- EXERCISE INSTRUCTIONS:
Locate each line with the string "กษณะต" in the listing below and copy it.

- EXERCISE DATA:
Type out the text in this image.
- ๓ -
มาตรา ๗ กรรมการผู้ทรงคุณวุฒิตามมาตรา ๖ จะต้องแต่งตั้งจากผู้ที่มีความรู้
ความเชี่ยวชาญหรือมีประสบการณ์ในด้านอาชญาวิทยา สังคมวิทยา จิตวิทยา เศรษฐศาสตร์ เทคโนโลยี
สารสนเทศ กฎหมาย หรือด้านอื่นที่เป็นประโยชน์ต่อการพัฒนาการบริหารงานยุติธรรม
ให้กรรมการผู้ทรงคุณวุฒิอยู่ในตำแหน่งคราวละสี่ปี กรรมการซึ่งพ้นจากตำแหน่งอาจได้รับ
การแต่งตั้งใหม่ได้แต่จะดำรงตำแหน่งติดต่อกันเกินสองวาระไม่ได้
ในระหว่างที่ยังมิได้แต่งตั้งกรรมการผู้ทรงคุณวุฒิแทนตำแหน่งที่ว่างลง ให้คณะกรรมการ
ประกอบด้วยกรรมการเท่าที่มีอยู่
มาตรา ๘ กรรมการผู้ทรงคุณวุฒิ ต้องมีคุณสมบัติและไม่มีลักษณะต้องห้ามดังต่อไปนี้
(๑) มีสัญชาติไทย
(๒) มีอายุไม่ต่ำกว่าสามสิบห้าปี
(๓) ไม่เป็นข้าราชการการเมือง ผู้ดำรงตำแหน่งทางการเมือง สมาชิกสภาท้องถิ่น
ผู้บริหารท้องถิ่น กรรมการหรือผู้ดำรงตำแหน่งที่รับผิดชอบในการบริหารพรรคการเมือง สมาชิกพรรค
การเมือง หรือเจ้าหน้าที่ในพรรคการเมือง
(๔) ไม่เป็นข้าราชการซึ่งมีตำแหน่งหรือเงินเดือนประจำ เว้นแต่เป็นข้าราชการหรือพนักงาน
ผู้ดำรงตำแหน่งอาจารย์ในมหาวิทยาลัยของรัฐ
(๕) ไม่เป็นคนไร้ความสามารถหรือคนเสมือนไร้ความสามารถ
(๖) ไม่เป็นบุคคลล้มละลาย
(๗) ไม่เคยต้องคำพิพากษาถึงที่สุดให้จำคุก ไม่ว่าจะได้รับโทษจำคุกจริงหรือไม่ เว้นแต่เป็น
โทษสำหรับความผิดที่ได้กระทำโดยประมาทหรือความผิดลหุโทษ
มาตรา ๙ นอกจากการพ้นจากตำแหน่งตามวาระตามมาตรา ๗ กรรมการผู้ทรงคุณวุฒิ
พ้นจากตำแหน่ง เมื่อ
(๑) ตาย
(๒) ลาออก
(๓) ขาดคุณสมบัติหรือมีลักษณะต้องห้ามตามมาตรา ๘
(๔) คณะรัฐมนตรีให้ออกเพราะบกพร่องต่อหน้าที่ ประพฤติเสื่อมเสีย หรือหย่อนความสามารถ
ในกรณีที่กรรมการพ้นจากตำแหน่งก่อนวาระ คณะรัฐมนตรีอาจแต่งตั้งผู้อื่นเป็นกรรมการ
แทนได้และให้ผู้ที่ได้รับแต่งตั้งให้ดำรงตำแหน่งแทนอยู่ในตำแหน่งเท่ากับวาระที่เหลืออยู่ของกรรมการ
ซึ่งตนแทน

- RESULT:
มาตรา ๘ กรรมการผู้ทรงคุณวุฒิ ต้องมีคุณสมบัติและไม่มีลักษณะต้องห้ามดังต่อไปนี้
(๓) ขาดคุณสมบัติหรือมีลักษณะต้องห้ามตามมาตรา ๘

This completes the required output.